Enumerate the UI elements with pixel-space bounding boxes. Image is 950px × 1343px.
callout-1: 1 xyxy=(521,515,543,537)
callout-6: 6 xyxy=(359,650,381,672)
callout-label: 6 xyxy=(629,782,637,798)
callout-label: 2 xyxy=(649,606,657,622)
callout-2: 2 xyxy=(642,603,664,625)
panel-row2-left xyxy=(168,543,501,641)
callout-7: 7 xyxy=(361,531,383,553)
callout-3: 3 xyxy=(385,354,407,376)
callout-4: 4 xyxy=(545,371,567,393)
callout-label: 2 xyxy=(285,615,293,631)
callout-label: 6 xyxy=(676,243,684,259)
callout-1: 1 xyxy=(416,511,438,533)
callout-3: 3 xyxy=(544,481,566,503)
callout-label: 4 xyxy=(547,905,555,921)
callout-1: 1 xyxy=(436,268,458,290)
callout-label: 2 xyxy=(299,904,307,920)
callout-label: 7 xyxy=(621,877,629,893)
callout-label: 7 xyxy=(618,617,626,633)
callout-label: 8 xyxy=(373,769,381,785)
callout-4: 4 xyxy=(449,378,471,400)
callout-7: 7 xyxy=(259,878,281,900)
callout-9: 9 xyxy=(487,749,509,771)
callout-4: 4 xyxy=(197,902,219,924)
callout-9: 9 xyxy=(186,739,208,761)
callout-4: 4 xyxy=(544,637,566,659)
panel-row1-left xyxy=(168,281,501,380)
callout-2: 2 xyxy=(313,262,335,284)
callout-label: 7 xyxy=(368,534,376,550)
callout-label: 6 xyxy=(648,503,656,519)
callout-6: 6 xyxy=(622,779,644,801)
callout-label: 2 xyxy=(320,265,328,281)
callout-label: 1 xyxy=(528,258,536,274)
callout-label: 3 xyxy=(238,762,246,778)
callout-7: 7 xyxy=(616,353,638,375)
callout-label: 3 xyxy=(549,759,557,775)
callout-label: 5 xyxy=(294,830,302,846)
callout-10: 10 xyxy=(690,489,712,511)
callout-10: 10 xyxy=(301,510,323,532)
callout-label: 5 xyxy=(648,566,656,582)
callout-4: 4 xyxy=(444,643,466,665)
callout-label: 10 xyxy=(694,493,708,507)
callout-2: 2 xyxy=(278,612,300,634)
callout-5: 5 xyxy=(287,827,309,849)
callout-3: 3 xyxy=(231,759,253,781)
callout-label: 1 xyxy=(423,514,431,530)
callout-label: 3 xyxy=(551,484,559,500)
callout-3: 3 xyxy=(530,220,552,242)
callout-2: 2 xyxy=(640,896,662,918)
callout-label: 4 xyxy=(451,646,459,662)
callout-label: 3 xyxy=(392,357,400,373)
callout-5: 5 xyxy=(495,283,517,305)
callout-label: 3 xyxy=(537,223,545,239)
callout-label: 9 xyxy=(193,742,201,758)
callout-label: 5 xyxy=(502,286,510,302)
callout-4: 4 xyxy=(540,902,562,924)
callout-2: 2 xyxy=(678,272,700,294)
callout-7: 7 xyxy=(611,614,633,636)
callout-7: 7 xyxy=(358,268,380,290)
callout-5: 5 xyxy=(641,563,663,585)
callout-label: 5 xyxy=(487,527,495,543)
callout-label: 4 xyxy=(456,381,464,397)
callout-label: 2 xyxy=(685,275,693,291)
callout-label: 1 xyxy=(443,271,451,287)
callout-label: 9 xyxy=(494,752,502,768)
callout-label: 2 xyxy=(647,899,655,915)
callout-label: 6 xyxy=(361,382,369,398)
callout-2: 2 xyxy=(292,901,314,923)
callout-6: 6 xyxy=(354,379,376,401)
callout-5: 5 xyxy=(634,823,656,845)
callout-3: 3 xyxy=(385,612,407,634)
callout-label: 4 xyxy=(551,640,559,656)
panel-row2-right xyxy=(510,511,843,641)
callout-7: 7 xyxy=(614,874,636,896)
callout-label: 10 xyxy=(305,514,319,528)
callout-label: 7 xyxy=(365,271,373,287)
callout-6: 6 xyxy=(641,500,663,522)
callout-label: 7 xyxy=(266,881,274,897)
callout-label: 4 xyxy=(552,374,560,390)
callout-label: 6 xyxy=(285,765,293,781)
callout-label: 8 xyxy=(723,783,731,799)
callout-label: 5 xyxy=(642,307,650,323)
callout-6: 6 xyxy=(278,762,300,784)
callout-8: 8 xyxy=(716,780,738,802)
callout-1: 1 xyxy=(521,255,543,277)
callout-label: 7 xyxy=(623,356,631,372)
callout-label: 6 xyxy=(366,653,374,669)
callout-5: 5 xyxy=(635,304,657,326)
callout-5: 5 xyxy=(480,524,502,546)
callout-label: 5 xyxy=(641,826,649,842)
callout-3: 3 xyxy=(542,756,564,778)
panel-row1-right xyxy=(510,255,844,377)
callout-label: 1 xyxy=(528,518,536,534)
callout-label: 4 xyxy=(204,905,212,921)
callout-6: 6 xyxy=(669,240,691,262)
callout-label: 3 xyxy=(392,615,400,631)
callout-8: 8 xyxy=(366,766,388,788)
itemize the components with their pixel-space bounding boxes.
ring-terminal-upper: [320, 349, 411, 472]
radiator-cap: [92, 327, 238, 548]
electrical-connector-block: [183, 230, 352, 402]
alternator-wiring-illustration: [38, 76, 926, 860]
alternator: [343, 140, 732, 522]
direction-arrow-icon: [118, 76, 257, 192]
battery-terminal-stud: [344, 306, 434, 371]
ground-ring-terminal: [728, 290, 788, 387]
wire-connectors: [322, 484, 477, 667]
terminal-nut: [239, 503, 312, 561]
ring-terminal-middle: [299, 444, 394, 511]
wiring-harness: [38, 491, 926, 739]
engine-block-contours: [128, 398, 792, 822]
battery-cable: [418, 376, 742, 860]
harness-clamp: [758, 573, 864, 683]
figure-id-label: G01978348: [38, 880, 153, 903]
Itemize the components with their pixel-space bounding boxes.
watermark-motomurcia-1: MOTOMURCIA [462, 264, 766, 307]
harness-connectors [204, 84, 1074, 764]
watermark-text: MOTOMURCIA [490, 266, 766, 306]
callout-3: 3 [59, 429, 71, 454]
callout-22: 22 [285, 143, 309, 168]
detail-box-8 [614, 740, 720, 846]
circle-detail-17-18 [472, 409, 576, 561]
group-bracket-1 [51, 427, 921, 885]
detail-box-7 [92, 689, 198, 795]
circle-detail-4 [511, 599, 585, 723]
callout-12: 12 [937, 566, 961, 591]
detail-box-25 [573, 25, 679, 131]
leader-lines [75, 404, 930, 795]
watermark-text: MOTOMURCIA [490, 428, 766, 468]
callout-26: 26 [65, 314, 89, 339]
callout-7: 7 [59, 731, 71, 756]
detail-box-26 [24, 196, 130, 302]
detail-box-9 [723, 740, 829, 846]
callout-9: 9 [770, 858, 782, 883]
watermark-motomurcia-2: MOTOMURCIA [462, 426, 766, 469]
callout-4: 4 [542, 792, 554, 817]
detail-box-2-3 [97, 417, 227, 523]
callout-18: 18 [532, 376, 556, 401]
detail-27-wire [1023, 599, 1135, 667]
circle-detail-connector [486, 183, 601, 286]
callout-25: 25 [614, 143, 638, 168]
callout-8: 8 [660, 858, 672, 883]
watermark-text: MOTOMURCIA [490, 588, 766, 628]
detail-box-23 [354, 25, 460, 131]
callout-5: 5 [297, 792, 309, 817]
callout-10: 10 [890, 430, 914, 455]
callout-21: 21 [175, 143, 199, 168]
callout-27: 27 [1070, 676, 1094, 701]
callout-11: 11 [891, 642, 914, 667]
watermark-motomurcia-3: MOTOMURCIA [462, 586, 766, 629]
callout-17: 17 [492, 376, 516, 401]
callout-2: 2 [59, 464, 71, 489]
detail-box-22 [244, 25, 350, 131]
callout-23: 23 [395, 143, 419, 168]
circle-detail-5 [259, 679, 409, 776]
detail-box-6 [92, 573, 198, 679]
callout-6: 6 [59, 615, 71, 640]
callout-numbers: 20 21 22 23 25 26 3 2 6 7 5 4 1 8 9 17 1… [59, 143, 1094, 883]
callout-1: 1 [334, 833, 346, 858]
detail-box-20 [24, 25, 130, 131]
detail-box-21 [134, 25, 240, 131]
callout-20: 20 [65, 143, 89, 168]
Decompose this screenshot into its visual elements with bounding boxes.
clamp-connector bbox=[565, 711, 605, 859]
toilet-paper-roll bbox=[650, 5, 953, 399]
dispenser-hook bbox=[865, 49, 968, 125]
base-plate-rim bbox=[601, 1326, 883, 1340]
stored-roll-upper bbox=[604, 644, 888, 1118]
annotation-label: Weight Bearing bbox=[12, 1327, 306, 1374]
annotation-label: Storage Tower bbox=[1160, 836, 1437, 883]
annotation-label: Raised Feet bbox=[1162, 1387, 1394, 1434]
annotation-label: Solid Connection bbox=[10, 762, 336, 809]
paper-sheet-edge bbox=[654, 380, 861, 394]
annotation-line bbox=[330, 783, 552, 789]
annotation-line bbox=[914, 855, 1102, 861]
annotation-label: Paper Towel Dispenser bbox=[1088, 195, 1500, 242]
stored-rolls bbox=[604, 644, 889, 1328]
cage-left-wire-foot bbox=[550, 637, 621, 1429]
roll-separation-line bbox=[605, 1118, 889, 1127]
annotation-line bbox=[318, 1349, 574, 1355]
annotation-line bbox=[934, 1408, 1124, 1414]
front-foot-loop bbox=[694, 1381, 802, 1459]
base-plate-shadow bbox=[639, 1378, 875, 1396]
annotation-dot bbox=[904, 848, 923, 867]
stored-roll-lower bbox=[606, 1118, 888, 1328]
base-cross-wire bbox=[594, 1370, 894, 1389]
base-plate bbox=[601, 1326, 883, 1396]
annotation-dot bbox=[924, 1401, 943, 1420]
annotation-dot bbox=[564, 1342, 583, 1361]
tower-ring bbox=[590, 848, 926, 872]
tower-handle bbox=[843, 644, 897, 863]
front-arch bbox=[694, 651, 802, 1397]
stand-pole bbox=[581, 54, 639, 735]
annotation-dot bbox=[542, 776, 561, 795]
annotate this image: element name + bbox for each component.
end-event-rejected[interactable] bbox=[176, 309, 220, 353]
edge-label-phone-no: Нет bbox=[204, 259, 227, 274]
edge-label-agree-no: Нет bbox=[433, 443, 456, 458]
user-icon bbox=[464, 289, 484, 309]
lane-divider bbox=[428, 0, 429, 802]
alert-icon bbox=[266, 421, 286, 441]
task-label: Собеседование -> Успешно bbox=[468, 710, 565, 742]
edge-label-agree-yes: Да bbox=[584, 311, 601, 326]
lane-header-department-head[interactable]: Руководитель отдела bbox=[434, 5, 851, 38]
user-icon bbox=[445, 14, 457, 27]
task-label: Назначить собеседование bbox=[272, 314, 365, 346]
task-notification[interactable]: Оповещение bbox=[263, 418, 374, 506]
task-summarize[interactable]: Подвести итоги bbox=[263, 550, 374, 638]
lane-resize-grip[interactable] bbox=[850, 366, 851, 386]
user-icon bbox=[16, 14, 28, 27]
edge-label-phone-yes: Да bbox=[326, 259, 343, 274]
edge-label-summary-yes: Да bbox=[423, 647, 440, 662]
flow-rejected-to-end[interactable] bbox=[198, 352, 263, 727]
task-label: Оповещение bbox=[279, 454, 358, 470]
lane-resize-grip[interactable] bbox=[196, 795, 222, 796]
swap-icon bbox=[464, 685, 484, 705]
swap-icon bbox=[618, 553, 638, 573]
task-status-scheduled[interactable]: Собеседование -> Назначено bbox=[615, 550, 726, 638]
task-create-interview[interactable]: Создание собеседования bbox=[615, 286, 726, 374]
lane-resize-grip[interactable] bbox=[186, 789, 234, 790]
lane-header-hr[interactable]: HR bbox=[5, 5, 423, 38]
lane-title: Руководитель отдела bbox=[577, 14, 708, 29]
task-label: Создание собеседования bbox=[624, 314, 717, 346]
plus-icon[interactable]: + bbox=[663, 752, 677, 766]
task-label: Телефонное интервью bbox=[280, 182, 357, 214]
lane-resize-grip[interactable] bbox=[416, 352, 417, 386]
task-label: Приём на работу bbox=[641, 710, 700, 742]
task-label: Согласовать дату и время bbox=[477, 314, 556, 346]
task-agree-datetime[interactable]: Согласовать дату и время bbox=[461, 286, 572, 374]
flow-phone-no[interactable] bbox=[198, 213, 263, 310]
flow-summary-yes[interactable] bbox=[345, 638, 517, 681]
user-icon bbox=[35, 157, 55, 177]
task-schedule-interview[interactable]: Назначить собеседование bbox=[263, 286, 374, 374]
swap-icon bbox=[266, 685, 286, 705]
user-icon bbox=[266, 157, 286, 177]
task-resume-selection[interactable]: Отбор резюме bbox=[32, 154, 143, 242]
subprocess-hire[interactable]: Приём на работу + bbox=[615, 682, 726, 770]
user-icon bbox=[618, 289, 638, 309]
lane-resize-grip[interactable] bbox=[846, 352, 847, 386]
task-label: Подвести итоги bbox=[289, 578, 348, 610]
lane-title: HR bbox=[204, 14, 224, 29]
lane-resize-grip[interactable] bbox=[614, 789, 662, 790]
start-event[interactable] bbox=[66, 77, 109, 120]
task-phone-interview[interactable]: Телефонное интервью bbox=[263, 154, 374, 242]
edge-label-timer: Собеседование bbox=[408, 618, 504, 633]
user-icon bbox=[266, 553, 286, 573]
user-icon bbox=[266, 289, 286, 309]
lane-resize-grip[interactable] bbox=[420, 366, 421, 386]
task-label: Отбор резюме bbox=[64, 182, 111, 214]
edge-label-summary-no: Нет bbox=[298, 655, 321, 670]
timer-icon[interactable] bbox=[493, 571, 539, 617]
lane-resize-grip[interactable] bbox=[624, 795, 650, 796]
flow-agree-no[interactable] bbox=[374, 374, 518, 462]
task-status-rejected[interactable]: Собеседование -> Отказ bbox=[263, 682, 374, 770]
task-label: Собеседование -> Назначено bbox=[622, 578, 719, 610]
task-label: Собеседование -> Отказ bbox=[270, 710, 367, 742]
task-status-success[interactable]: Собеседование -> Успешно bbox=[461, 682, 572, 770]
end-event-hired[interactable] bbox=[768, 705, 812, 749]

※ ※ ※

Take everything from the start of the lines down to the line containing "callout-label: 4 xyxy=(547,905,555,921)", and change "panel-row2-left" to "panel-row2-right" in them, leaving the rest as it is.

Enumerate the UI elements with pixel-space bounding boxes. Image is 950px × 1343px.
callout-1: 1 xyxy=(521,515,543,537)
callout-6: 6 xyxy=(359,650,381,672)
callout-label: 6 xyxy=(629,782,637,798)
callout-label: 2 xyxy=(649,606,657,622)
callout-2: 2 xyxy=(642,603,664,625)
panel-row2-right xyxy=(168,543,501,641)
callout-7: 7 xyxy=(361,531,383,553)
callout-3: 3 xyxy=(385,354,407,376)
callout-4: 4 xyxy=(545,371,567,393)
callout-label: 2 xyxy=(285,615,293,631)
callout-label: 6 xyxy=(676,243,684,259)
callout-1: 1 xyxy=(416,511,438,533)
callout-3: 3 xyxy=(544,481,566,503)
callout-label: 4 xyxy=(547,905,555,921)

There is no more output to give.